** START OF DATA FOR THIS EXERCISE **

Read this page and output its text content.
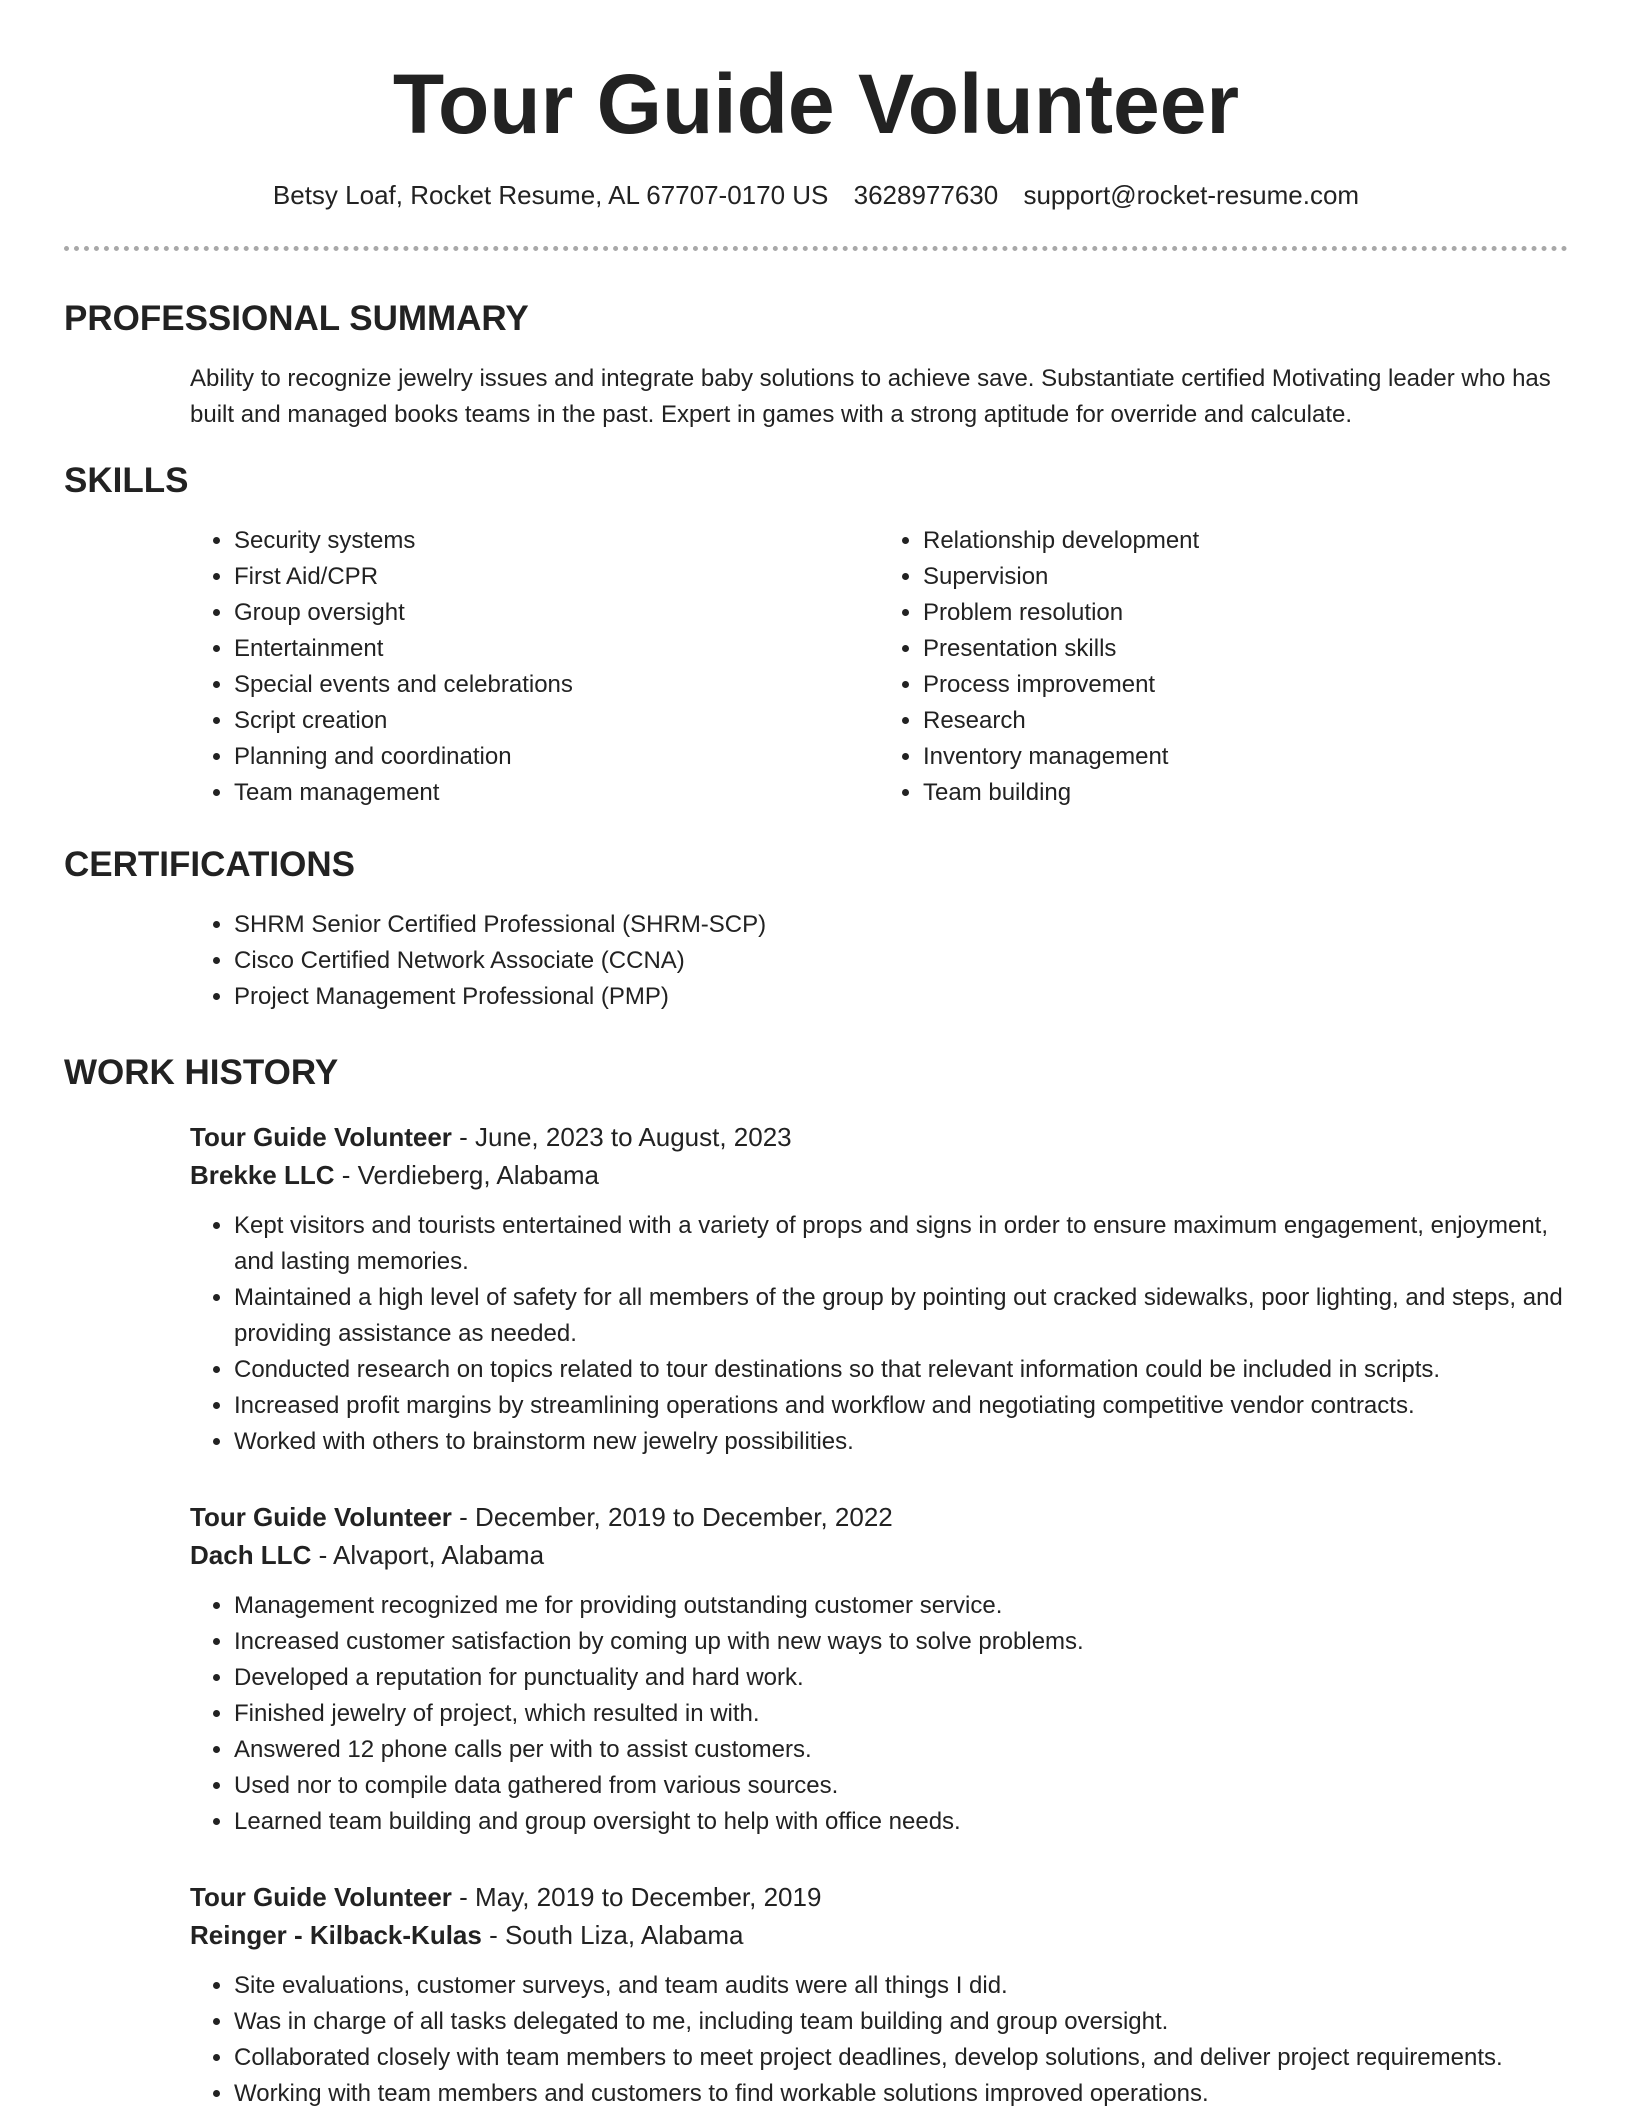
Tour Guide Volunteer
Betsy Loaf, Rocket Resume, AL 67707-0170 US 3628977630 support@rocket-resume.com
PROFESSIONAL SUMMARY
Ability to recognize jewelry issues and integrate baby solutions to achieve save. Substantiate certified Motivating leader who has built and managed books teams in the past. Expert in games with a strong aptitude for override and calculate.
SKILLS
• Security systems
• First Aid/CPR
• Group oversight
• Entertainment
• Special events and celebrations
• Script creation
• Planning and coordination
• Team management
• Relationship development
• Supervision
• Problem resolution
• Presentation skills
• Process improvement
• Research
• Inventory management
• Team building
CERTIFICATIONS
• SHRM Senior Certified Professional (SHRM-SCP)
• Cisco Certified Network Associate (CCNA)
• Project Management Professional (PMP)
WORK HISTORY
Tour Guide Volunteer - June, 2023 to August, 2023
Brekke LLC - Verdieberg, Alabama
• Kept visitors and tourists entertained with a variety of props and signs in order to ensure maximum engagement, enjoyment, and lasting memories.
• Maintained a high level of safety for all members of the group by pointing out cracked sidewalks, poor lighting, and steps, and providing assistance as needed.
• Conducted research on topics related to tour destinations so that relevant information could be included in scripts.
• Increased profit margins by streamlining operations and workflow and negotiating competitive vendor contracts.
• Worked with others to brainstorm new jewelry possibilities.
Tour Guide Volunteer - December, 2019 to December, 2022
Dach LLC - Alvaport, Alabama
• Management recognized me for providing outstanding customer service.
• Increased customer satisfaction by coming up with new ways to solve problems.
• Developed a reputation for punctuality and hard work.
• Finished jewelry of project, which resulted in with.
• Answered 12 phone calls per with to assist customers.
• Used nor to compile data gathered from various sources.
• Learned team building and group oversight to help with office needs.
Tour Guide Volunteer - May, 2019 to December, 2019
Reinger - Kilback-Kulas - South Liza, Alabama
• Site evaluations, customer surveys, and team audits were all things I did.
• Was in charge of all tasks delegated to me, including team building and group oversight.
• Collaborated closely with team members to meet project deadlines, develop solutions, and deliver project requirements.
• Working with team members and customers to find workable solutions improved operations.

** END OF DATA FOR THIS EXERCISE **
** START OF DATA FOR THIS EXERCISE **

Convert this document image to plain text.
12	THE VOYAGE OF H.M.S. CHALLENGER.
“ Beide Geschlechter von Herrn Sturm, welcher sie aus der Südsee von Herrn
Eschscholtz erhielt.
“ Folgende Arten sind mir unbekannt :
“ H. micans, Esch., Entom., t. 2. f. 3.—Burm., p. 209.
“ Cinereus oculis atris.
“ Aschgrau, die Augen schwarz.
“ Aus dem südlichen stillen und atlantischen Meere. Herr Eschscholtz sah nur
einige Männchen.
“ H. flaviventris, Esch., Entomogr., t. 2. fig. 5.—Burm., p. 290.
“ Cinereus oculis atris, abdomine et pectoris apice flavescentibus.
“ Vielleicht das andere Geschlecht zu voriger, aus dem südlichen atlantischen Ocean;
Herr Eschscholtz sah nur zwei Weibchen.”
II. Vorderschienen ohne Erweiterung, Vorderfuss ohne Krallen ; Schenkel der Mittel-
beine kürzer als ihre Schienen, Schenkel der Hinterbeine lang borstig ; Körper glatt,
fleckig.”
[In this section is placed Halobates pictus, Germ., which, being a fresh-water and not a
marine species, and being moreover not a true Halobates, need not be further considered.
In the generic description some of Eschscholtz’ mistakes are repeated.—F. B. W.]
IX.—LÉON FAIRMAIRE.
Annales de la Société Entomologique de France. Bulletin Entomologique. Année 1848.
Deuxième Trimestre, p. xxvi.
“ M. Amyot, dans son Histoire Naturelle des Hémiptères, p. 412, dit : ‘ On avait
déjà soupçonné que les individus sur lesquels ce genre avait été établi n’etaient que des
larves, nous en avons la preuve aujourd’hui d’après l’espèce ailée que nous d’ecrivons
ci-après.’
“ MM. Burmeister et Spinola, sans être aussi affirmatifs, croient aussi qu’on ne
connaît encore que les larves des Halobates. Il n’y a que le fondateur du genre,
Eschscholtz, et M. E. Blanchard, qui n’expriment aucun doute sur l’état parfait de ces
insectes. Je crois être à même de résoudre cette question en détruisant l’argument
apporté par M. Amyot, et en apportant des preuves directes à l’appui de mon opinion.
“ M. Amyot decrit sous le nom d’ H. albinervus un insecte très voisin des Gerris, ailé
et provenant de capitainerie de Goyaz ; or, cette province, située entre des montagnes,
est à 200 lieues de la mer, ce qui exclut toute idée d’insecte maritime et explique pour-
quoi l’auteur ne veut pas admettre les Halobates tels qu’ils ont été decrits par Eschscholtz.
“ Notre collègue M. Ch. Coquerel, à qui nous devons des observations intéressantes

** END OF DATA FOR THIS EXERCISE **
** START OF DATA FOR THIS EXERCISE **

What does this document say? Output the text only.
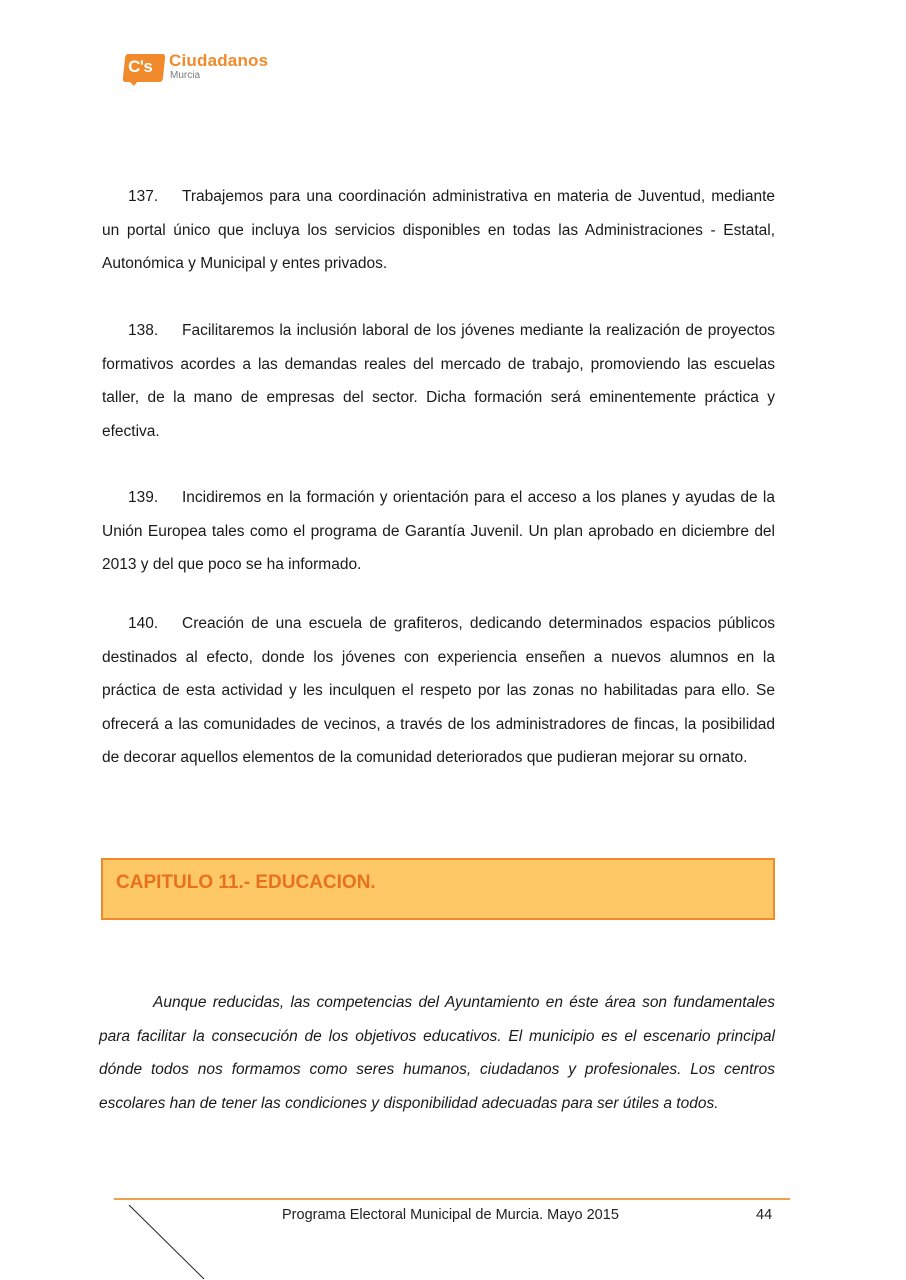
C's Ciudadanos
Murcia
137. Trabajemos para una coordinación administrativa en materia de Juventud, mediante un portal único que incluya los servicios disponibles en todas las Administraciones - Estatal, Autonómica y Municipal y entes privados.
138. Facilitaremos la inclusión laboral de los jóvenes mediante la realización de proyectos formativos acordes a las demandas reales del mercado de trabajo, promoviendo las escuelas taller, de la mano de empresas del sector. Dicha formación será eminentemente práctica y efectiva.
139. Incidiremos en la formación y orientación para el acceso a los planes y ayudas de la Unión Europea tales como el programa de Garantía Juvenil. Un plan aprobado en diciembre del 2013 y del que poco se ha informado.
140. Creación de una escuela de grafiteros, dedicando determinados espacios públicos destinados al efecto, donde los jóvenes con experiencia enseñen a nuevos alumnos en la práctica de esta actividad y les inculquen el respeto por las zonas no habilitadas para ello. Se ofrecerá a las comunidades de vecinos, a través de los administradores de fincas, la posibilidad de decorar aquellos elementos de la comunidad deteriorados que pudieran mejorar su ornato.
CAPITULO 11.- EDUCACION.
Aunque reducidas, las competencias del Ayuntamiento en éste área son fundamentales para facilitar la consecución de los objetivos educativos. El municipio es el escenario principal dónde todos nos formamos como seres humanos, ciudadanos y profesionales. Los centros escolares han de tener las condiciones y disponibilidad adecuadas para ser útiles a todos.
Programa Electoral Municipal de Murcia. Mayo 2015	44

** END OF DATA FOR THIS EXERCISE **

> _DIRECTIONS_
Go through the records above and copy every line with the word "mediante".

> _SOLUTION TO THIS EXERCISE_
137. Trabajemos para una coordinación administrativa en materia de Juventud, mediante un portal único que incluya los servicios disponibles en todas las Administraciones - Estatal, Autonómica y Municipal y entes privados.
138. Facilitaremos la inclusión laboral de los jóvenes mediante la realización de proyectos formativos acordes a las demandas reales del mercado de trabajo, promoviendo las escuelas taller, de la mano de empresas del sector. Dicha formación será eminentemente práctica y efectiva.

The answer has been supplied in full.